§ Task description:
Give back the whole listing exactly as shown.

§ Records for the task:
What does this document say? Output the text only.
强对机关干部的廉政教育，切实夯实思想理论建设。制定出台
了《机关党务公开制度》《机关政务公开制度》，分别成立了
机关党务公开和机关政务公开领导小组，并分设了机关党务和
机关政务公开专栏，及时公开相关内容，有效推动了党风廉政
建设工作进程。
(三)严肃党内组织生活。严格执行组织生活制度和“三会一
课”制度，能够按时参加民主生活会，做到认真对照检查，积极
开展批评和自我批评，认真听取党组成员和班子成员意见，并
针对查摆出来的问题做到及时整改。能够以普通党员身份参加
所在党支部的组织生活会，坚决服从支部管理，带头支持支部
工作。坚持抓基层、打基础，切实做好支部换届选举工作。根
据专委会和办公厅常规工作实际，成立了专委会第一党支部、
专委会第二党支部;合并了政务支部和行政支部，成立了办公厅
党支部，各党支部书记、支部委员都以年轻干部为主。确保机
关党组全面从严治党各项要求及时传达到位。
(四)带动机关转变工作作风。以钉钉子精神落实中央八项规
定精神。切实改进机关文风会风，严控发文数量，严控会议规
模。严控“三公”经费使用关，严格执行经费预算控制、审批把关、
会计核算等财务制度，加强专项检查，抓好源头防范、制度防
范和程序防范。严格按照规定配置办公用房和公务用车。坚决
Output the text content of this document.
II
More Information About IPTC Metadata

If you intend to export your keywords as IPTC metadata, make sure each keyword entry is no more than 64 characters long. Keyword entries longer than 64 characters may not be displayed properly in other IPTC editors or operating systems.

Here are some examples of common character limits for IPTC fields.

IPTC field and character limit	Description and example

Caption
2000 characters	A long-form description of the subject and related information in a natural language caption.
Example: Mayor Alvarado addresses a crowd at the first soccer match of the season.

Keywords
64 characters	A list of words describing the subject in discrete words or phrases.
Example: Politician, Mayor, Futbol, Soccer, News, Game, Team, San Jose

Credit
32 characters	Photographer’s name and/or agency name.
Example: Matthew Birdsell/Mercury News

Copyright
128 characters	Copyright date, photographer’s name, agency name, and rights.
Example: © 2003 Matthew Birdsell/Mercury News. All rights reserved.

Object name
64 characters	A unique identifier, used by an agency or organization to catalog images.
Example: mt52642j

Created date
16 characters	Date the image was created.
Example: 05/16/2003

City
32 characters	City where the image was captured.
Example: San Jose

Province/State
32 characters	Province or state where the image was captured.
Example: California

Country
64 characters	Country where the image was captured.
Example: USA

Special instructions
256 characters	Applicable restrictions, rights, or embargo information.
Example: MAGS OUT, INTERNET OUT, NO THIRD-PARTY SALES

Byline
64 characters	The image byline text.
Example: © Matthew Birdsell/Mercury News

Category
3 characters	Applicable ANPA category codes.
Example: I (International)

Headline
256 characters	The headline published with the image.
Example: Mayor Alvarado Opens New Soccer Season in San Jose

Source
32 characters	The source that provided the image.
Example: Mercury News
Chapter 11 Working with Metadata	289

§ Solution:
What does this document say? Output the text only.
强对机关干部的廉政教育，切实夯实思想理论建设。制定出台
了《机关党务公开制度》《机关政务公开制度》，分别成立了
机关党务公开和机关政务公开领导小组，并分设了机关党务和
机关政务公开专栏，及时公开相关内容，有效推动了党风廉政
建设工作进程。
(三)严肃党内组织生活。严格执行组织生活制度和“三会一
课”制度，能够按时参加民主生活会，做到认真对照检查，积极
开展批评和自我批评，认真听取党组成员和班子成员意见，并
针对查摆出来的问题做到及时整改。能够以普通党员身份参加
所在党支部的组织生活会，坚决服从支部管理，带头支持支部
工作。坚持抓基层、打基础，切实做好支部换届选举工作。根
据专委会和办公厅常规工作实际，成立了专委会第一党支部、
专委会第二党支部;合并了政务支部和行政支部，成立了办公厅
党支部，各党支部书记、支部委员都以年轻干部为主。确保机
关党组全面从严治党各项要求及时传达到位。
(四)带动机关转变工作作风。以钉钉子精神落实中央八项规
定精神。切实改进机关文风会风，严控发文数量，严控会议规
模。严控“三公”经费使用关，严格执行经费预算控制、审批把关、
会计核算等财务制度，加强专项检查，抓好源头防范、制度防
范和程序防范。严格按照规定配置办公用房和公务用车。坚决
Output the text content of this document.
II
More Information About IPTC Metadata

If you intend to export your keywords as IPTC metadata, make sure each keyword entry is no more than 64 characters long. Keyword entries longer than 64 characters may not be displayed properly in other IPTC editors or operating systems.

Here are some examples of common character limits for IPTC fields.

IPTC field and character limit	Description and example

Caption
2000 characters	A long-form description of the subject and related information in a natural language caption.
Example: Mayor Alvarado addresses a crowd at the first soccer match of the season.

Keywords
64 characters	A list of words describing the subject in discrete words or phrases.
Example: Politician, Mayor, Futbol, Soccer, News, Game, Team, San Jose

Credit
32 characters	Photographer’s name and/or agency name.
Example: Matthew Birdsell/Mercury News

Copyright
128 characters	Copyright date, photographer’s name, agency name, and rights.
Example: © 2003 Matthew Birdsell/Mercury News. All rights reserved.

Object name
64 characters	A unique identifier, used by an agency or organization to catalog images.
Example: mt52642j

Created date
16 characters	Date the image was created.
Example: 05/16/2003

City
32 characters	City where the image was captured.
Example: San Jose

Province/State
32 characters	Province or state where the image was captured.
Example: California

Country
64 characters	Country where the image was captured.
Example: USA

Special instructions
256 characters	Applicable restrictions, rights, or embargo information.
Example: MAGS OUT, INTERNET OUT, NO THIRD-PARTY SALES

Byline
64 characters	The image byline text.
Example: © Matthew Birdsell/Mercury News

Category
3 characters	Applicable ANPA category codes.
Example: I (International)

Headline
256 characters	The headline published with the image.
Example: Mayor Alvarado Opens New Soccer Season in San Jose

Source
32 characters	The source that provided the image.
Example: Mercury News
Chapter 11 Working with Metadata	289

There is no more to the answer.